> **AIM OF THE TASK**:
Starting at the line that contains "Give me a plain-text", quote each line exactly through the last line of the entries, both included.

Saved entries
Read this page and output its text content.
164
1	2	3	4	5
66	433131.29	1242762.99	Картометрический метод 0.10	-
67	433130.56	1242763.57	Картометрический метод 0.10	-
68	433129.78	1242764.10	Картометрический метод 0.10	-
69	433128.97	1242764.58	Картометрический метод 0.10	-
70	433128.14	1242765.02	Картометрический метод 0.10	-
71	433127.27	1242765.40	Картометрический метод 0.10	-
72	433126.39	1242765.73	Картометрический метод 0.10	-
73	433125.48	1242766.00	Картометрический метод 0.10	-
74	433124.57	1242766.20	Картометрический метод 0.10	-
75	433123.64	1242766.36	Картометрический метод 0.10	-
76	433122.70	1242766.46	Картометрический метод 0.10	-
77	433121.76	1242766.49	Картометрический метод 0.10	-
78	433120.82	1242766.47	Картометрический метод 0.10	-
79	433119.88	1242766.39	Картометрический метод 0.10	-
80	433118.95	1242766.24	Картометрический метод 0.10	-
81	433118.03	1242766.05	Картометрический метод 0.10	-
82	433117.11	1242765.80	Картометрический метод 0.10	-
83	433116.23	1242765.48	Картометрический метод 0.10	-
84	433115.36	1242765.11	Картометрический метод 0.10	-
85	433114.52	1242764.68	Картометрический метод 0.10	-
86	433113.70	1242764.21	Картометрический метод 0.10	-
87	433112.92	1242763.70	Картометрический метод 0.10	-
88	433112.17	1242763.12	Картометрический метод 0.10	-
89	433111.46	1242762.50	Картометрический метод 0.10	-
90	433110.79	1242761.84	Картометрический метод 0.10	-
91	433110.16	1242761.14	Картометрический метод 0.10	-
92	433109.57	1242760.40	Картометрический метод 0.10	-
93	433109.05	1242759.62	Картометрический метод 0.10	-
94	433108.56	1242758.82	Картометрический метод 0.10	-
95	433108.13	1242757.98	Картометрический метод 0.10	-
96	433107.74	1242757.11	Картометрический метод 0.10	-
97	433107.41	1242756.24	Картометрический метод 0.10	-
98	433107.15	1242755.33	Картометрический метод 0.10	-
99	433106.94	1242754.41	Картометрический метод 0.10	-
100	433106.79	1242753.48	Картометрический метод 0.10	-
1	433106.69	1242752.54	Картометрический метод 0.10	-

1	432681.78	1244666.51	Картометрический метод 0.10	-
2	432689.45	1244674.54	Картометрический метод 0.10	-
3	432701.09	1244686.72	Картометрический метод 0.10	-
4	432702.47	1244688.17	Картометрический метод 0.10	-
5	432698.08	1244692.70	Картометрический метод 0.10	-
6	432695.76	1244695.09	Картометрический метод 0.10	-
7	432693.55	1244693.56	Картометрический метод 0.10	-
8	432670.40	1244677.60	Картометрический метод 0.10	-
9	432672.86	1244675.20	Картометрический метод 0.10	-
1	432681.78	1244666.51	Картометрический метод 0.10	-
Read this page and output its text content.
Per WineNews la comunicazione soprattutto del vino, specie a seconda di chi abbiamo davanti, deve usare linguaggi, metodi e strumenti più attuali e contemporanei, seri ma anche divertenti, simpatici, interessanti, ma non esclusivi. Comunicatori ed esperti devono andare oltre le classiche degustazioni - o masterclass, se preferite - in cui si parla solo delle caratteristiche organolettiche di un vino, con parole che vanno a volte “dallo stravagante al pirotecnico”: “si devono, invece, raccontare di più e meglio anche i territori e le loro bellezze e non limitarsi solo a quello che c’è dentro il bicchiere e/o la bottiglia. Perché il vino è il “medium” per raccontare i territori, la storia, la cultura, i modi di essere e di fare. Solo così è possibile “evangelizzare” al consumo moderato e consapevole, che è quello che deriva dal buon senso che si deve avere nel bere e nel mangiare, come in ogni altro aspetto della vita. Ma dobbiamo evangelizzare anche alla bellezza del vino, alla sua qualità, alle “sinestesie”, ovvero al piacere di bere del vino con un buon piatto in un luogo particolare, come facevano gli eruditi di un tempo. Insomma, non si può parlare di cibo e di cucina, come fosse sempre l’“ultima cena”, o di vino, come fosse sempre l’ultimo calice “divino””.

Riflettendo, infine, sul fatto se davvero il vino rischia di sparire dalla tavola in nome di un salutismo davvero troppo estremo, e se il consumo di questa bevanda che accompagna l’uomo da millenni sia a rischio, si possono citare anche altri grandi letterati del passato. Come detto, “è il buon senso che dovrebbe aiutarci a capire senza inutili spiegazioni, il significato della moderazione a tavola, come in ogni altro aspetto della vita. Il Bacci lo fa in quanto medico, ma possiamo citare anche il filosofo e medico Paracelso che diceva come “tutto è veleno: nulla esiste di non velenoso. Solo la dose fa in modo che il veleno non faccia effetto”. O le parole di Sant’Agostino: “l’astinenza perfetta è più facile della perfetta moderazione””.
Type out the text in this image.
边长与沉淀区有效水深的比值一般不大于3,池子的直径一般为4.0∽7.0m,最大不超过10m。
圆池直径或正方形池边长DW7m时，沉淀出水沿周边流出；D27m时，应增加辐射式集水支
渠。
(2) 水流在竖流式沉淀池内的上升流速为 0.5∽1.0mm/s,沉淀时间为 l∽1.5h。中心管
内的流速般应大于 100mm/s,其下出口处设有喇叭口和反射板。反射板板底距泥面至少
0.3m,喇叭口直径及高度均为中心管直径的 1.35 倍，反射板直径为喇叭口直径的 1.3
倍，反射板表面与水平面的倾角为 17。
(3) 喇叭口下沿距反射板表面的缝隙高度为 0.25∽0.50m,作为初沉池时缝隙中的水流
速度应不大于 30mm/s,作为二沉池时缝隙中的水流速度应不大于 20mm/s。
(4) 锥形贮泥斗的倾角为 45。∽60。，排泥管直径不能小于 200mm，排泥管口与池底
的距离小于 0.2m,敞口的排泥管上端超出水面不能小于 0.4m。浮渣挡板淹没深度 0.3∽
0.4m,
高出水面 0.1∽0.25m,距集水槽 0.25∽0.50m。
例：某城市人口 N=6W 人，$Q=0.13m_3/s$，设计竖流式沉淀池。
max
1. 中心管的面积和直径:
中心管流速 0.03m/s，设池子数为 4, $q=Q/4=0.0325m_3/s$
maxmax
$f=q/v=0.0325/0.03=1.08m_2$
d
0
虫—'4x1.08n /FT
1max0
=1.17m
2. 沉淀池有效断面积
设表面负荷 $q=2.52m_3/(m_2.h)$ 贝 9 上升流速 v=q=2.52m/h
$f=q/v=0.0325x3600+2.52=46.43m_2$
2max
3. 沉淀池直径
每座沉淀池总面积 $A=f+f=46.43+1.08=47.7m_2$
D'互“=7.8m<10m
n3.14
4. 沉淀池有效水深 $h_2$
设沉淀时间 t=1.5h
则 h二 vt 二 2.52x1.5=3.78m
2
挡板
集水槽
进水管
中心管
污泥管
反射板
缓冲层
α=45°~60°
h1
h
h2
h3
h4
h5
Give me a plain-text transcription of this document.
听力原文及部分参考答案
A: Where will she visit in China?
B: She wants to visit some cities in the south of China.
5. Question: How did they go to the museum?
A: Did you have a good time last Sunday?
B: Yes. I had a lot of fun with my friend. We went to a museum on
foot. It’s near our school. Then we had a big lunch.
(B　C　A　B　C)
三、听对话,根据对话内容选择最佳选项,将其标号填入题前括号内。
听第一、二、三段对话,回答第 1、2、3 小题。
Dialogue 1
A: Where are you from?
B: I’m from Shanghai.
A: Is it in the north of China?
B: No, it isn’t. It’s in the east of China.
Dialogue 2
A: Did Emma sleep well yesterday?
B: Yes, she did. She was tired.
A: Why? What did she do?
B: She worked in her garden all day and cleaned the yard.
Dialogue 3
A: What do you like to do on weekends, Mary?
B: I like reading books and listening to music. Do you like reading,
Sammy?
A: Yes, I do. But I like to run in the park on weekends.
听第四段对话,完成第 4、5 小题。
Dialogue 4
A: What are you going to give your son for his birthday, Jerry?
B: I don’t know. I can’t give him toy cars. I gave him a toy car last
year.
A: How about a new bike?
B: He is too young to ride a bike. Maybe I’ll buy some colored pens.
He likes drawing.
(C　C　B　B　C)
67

> **WORKED SOLUTION**:
Give me a plain-text transcription of this document.
听力原文及部分参考答案
A: Where will she visit in China?
B: She wants to visit some cities in the south of China.
5. Question: How did they go to the museum?
A: Did you have a good time last Sunday?
B: Yes. I had a lot of fun with my friend. We went to a museum on
foot. It’s near our school. Then we had a big lunch.
(B　C　A　B　C)
三、听对话,根据对话内容选择最佳选项,将其标号填入题前括号内。
听第一、二、三段对话,回答第 1、2、3 小题。
Dialogue 1
A: Where are you from?
B: I’m from Shanghai.
A: Is it in the north of China?
B: No, it isn’t. It’s in the east of China.
Dialogue 2
A: Did Emma sleep well yesterday?
B: Yes, she did. She was tired.
A: Why? What did she do?
B: She worked in her garden all day and cleaned the yard.
Dialogue 3
A: What do you like to do on weekends, Mary?
B: I like reading books and listening to music. Do you like reading,
Sammy?
A: Yes, I do. But I like to run in the park on weekends.
听第四段对话,完成第 4、5 小题。
Dialogue 4
A: What are you going to give your son for his birthday, Jerry?
B: I don’t know. I can’t give him toy cars. I gave him a toy car last
year.
A: How about a new bike?
B: He is too young to ride a bike. Maybe I’ll buy some colored pens.
He likes drawing.
(C　C　B　B　C)
67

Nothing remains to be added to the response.